SHORT TASK
Extract every line that contains the string "title".
start
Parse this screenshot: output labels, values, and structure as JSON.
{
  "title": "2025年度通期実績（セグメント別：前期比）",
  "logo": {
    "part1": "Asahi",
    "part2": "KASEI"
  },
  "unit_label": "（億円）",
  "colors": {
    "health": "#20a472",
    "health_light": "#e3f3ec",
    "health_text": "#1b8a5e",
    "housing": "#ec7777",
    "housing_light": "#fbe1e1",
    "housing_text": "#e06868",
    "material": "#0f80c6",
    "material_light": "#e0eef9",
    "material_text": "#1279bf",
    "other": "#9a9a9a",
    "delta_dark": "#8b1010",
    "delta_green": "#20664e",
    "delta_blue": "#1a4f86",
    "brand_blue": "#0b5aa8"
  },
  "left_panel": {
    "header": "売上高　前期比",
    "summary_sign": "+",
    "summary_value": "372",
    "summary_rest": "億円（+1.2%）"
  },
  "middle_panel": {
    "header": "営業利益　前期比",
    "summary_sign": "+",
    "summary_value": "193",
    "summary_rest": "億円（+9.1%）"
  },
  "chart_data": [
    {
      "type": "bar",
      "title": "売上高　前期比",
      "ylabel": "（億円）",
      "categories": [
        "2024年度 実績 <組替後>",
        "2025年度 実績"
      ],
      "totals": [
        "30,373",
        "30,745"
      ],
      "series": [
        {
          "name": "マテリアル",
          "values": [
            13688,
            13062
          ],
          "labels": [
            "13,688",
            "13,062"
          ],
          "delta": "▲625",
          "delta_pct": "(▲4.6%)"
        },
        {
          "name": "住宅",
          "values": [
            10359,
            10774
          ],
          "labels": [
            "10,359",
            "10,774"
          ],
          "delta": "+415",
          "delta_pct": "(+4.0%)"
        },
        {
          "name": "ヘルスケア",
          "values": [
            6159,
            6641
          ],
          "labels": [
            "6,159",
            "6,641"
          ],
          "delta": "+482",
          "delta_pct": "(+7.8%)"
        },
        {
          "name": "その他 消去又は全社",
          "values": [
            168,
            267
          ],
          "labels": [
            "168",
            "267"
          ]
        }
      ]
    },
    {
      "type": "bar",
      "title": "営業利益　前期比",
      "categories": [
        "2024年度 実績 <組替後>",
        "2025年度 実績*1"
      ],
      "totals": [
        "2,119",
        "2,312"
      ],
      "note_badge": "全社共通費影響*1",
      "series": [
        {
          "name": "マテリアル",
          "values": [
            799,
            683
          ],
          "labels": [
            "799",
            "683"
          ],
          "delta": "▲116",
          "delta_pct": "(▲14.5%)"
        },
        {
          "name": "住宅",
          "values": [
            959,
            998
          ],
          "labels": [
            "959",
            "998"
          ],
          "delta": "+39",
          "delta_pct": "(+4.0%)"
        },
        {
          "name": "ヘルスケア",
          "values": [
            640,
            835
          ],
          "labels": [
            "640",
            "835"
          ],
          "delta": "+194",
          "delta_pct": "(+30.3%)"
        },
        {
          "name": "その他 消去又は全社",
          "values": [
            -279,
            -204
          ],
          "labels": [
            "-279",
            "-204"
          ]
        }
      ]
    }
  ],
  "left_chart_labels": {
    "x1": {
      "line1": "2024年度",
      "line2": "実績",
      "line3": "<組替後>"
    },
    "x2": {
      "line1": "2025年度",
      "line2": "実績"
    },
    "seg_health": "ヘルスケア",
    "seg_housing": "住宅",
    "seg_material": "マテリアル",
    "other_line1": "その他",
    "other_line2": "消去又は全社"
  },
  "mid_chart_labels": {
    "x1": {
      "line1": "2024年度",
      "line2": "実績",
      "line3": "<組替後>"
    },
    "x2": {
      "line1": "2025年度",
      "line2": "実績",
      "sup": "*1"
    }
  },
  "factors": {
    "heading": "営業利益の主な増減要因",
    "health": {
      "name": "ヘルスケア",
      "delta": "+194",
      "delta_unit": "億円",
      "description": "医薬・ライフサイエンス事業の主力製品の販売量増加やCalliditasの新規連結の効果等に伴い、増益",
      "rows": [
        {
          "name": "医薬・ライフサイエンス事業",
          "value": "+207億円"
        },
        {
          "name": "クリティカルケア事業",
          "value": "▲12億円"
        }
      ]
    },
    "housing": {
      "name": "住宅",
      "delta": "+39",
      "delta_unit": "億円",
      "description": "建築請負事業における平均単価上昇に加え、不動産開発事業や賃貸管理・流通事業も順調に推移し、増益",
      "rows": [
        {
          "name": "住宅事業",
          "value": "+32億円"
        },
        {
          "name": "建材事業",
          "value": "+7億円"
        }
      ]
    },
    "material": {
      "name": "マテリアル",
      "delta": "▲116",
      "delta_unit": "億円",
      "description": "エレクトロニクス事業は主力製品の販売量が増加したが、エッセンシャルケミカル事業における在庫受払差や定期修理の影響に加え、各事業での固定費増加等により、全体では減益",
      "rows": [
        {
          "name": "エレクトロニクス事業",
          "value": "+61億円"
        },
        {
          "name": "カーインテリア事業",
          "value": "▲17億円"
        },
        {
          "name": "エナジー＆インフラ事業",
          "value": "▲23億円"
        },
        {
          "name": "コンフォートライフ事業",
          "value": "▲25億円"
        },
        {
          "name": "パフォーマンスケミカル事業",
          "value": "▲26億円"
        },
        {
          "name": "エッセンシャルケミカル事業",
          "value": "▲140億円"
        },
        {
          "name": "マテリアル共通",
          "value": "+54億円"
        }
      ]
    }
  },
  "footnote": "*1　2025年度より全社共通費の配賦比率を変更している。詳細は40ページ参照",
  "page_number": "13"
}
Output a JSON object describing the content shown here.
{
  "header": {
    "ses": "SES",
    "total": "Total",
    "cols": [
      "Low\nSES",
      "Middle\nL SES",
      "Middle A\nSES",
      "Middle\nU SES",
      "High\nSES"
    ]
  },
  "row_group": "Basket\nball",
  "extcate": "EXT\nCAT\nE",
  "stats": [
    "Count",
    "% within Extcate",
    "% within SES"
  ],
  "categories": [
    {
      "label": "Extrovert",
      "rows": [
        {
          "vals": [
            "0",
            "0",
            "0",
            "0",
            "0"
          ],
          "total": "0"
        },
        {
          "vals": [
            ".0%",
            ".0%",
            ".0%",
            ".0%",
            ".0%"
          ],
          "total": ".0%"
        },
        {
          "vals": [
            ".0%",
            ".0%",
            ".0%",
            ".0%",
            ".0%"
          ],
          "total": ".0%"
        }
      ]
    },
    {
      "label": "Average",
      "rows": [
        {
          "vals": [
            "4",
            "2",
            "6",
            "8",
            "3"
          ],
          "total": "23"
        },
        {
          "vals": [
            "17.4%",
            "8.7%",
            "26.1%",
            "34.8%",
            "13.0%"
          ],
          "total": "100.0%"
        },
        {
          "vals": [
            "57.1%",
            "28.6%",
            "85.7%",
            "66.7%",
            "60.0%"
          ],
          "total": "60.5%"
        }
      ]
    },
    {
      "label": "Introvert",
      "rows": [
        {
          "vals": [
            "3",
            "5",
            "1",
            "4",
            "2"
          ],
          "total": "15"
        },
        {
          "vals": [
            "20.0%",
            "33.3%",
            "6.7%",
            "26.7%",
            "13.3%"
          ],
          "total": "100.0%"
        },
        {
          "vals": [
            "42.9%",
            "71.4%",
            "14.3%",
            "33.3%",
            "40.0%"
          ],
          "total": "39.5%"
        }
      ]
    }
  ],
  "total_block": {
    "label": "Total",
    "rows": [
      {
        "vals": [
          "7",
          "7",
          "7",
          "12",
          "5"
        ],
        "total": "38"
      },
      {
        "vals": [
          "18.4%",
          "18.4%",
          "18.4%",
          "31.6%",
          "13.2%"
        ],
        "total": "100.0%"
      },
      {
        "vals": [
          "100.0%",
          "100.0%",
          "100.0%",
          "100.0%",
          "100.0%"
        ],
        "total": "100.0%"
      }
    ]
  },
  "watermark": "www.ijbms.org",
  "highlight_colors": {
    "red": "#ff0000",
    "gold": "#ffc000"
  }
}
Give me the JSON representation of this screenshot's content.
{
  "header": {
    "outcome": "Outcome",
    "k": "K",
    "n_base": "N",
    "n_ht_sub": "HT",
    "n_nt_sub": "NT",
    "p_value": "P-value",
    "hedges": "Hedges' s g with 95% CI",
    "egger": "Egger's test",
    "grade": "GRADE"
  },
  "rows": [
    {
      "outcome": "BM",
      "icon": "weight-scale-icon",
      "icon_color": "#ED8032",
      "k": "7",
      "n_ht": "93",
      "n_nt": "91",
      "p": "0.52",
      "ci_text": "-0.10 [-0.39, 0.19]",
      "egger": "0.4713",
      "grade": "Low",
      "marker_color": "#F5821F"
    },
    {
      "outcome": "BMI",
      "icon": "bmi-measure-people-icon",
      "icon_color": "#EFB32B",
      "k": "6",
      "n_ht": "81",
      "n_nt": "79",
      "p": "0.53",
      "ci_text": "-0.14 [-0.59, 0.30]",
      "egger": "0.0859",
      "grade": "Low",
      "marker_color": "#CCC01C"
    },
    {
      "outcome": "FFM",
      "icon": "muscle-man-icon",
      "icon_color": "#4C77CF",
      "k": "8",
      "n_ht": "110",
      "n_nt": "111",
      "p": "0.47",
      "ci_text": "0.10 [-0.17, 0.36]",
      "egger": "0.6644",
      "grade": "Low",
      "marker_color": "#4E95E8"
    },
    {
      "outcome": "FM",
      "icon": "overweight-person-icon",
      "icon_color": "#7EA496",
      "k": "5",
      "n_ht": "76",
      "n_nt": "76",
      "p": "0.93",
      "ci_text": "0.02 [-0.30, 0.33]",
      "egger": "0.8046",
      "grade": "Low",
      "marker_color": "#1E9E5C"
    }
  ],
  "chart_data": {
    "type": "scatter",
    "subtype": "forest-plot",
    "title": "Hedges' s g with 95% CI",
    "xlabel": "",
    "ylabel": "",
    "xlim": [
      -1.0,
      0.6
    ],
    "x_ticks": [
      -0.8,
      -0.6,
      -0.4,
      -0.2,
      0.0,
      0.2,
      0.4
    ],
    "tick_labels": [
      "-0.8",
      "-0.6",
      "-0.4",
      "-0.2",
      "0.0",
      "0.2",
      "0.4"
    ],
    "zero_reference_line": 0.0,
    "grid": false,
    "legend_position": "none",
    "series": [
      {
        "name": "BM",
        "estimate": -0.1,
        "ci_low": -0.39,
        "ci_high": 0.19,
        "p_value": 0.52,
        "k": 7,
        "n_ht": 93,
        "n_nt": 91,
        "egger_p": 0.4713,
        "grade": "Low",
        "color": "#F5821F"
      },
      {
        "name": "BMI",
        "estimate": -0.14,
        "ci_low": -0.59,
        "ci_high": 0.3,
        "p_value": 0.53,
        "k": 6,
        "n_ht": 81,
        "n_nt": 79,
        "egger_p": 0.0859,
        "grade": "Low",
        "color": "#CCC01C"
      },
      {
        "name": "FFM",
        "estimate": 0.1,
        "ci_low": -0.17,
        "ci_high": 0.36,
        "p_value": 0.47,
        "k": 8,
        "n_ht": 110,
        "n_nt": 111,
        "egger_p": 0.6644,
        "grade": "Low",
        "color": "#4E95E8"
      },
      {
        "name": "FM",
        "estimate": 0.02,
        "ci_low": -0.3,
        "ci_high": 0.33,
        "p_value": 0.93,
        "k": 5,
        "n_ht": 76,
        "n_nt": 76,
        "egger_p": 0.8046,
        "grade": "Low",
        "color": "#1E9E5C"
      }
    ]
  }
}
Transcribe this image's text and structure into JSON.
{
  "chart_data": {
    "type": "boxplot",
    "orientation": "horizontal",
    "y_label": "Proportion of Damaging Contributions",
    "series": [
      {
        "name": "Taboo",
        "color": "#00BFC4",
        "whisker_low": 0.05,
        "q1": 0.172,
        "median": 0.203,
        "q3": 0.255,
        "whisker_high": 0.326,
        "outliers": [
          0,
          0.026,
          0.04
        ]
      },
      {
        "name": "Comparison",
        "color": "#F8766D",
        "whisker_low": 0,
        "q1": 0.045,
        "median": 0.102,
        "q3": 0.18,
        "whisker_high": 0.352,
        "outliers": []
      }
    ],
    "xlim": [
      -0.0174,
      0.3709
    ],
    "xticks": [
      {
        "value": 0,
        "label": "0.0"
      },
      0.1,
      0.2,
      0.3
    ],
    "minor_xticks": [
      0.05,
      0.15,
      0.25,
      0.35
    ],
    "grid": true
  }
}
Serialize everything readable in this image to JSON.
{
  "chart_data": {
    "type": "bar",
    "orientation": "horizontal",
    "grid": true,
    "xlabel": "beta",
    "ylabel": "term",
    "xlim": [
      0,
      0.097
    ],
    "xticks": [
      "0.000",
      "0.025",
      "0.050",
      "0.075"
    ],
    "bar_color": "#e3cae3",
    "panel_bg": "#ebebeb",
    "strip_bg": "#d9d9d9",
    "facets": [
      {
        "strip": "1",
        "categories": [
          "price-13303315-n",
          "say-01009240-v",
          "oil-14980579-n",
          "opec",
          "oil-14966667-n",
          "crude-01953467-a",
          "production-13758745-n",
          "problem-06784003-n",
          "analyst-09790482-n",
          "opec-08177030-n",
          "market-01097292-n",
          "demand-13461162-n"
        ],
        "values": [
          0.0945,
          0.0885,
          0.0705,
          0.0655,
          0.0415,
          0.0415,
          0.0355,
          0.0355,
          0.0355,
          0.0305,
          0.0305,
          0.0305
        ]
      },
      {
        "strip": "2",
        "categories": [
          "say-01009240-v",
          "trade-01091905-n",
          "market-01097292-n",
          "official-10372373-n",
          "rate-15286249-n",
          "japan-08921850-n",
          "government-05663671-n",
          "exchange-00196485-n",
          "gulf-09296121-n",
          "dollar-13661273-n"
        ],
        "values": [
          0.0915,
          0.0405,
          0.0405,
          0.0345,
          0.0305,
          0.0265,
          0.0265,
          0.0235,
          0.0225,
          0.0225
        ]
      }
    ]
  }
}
end
SOLUTION TO THIS EXERCISE
  "title": "2025年度通期実績（セグメント別：前期比）",
      "title": "売上高　前期比",
      "title": "営業利益　前期比",
    "title": "Hedges' s g with 95% CI",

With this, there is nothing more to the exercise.